To be done. Copy the data exactly as it appears, and do not include any pictures.

Data records.

━━━

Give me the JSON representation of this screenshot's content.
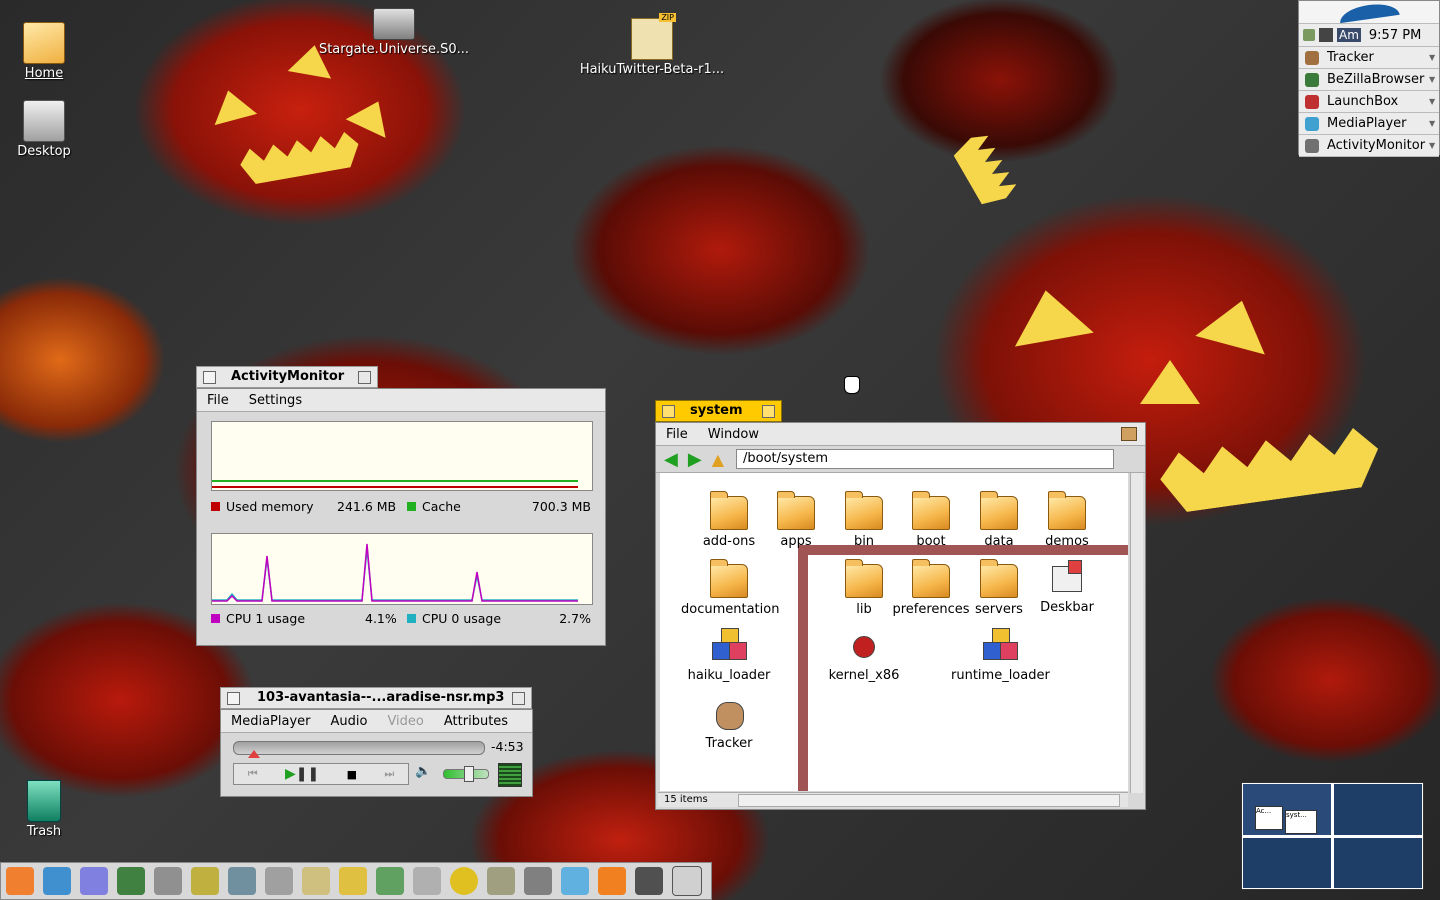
{
  "desktop": {
    "icons": [
      {
        "label": "Home"
      },
      {
        "label": "Desktop"
      },
      {
        "label": "Stargate.Universe.S0..."
      },
      {
        "label": "HaikuTwitter-Beta-r1..."
      },
      {
        "label": "Trash"
      }
    ],
    "zip_badge": "ZIP"
  },
  "deskbar": {
    "tray_label": "Am",
    "clock": "9:57 PM",
    "items": [
      {
        "label": "Tracker",
        "icon": "tracker-icon",
        "color": "#a07040"
      },
      {
        "label": "BeZillaBrowser",
        "icon": "globe-icon",
        "color": "#3a7a3a"
      },
      {
        "label": "LaunchBox",
        "icon": "rocket-icon",
        "color": "#c03030"
      },
      {
        "label": "MediaPlayer",
        "icon": "media-player-icon",
        "color": "#40a0d0"
      },
      {
        "label": "ActivityMonitor",
        "icon": "activity-monitor-icon",
        "color": "#707070"
      }
    ]
  },
  "activity_monitor": {
    "title": "ActivityMonitor",
    "menu": [
      "File",
      "Settings"
    ],
    "memory_legend": [
      {
        "label": "Used memory",
        "value": "241.6 MB",
        "color": "#c00000"
      },
      {
        "label": "Cache",
        "value": "700.3 MB",
        "color": "#20b020"
      }
    ],
    "cpu_legend": [
      {
        "label": "CPU 1 usage",
        "value": "4.1%",
        "color": "#c000c0"
      },
      {
        "label": "CPU 0 usage",
        "value": "2.7%",
        "color": "#20b0c0"
      }
    ]
  },
  "media_player": {
    "title": "103-avantasia--...aradise-nsr.mp3",
    "menu": [
      "MediaPlayer",
      "Audio",
      "Video",
      "Attributes"
    ],
    "time_remaining": "-4:53",
    "progress": 0.08,
    "volume": 0.55
  },
  "tracker": {
    "title": "system",
    "menu": [
      "File",
      "Window"
    ],
    "path": "/boot/system",
    "status": "15 items",
    "items": [
      {
        "label": "add-ons",
        "kind": "folder"
      },
      {
        "label": "apps",
        "kind": "folder"
      },
      {
        "label": "bin",
        "kind": "folder"
      },
      {
        "label": "boot",
        "kind": "folder"
      },
      {
        "label": "data",
        "kind": "folder"
      },
      {
        "label": "demos",
        "kind": "folder"
      },
      {
        "label": "documentation",
        "kind": "folder"
      },
      {
        "label": "lib",
        "kind": "folder"
      },
      {
        "label": "preferences",
        "kind": "folder"
      },
      {
        "label": "servers",
        "kind": "folder"
      },
      {
        "label": "Deskbar",
        "kind": "app"
      },
      {
        "label": "haiku_loader",
        "kind": "package"
      },
      {
        "label": "kernel_x86",
        "kind": "kernel"
      },
      {
        "label": "runtime_loader",
        "kind": "package"
      },
      {
        "label": "Tracker",
        "kind": "tracker"
      }
    ]
  },
  "workspaces": {
    "mini_labels": [
      "Ac...",
      "syst..."
    ]
  },
  "launchbar": {
    "icons": [
      "haiku-icon",
      "bird-icon",
      "gift-icon",
      "tree-icon",
      "printer-icon",
      "ruler-icon",
      "computer-icon",
      "drive-icon",
      "magnifier-icon",
      "pencil-icon",
      "brush-icon",
      "camera-icon",
      "clock-icon",
      "tools-icon",
      "car-icon",
      "jar-icon",
      "cone-icon",
      "disk-icon",
      "terminal-icon"
    ]
  }
}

━━━

Task solution.
Give me the JSON representation of this screenshot's content.
{
  "desktop": {
    "icons": [
      {
        "label": "Home"
      },
      {
        "label": "Desktop"
      },
      {
        "label": "Stargate.Universe.S0..."
      },
      {
        "label": "HaikuTwitter-Beta-r1..."
      },
      {
        "label": "Trash"
      }
    ],
    "zip_badge": "ZIP"
  },
  "deskbar": {
    "tray_label": "Am",
    "clock": "9:57 PM",
    "items": [
      {
        "label": "Tracker",
        "icon": "tracker-icon",
        "color": "#a07040"
      },
      {
        "label": "BeZillaBrowser",
        "icon": "globe-icon",
        "color": "#3a7a3a"
      },
      {
        "label": "LaunchBox",
        "icon": "rocket-icon",
        "color": "#c03030"
      },
      {
        "label": "MediaPlayer",
        "icon": "media-player-icon",
        "color": "#40a0d0"
      },
      {
        "label": "ActivityMonitor",
        "icon": "activity-monitor-icon",
        "color": "#707070"
      }
    ]
  },
  "activity_monitor": {
    "title": "ActivityMonitor",
    "menu": [
      "File",
      "Settings"
    ],
    "memory_legend": [
      {
        "label": "Used memory",
        "value": "241.6 MB",
        "color": "#c00000"
      },
      {
        "label": "Cache",
        "value": "700.3 MB",
        "color": "#20b020"
      }
    ],
    "cpu_legend": [
      {
        "label": "CPU 1 usage",
        "value": "4.1%",
        "color": "#c000c0"
      },
      {
        "label": "CPU 0 usage",
        "value": "2.7%",
        "color": "#20b0c0"
      }
    ]
  },
  "media_player": {
    "title": "103-avantasia--...aradise-nsr.mp3",
    "menu": [
      "MediaPlayer",
      "Audio",
      "Video",
      "Attributes"
    ],
    "time_remaining": "-4:53",
    "progress": 0.08,
    "volume": 0.55
  },
  "tracker": {
    "title": "system",
    "menu": [
      "File",
      "Window"
    ],
    "path": "/boot/system",
    "status": "15 items",
    "items": [
      {
        "label": "add-ons",
        "kind": "folder"
      },
      {
        "label": "apps",
        "kind": "folder"
      },
      {
        "label": "bin",
        "kind": "folder"
      },
      {
        "label": "boot",
        "kind": "folder"
      },
      {
        "label": "data",
        "kind": "folder"
      },
      {
        "label": "demos",
        "kind": "folder"
      },
      {
        "label": "documentation",
        "kind": "folder"
      },
      {
        "label": "lib",
        "kind": "folder"
      },
      {
        "label": "preferences",
        "kind": "folder"
      },
      {
        "label": "servers",
        "kind": "folder"
      },
      {
        "label": "Deskbar",
        "kind": "app"
      },
      {
        "label": "haiku_loader",
        "kind": "package"
      },
      {
        "label": "kernel_x86",
        "kind": "kernel"
      },
      {
        "label": "runtime_loader",
        "kind": "package"
      },
      {
        "label": "Tracker",
        "kind": "tracker"
      }
    ]
  },
  "workspaces": {
    "mini_labels": [
      "Ac...",
      "syst..."
    ]
  },
  "launchbar": {
    "icons": [
      "haiku-icon",
      "bird-icon",
      "gift-icon",
      "tree-icon",
      "printer-icon",
      "ruler-icon",
      "computer-icon",
      "drive-icon",
      "magnifier-icon",
      "pencil-icon",
      "brush-icon",
      "camera-icon",
      "clock-icon",
      "tools-icon",
      "car-icon",
      "jar-icon",
      "cone-icon",
      "disk-icon",
      "terminal-icon"
    ]
  }
}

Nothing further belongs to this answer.